===== DATASET EXCERPTS

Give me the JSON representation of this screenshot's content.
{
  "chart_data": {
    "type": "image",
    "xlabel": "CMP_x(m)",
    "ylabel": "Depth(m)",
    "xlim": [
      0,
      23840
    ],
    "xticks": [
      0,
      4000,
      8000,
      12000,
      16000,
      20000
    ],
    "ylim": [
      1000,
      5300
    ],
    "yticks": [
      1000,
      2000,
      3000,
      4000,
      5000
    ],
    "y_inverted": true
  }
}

==========

Extract the entries above verbatim.

Give me the JSON representation of this screenshot's content.
{
  "chart_data": {
    "type": "image",
    "xlabel": "CMP_x(m)",
    "ylabel": "Depth(m)",
    "xlim": [
      0,
      23840
    ],
    "xticks": [
      0,
      4000,
      8000,
      12000,
      16000,
      20000
    ],
    "ylim": [
      1000,
      5300
    ],
    "yticks": [
      1000,
      2000,
      3000,
      4000,
      5000
    ],
    "y_inverted": true
  }
}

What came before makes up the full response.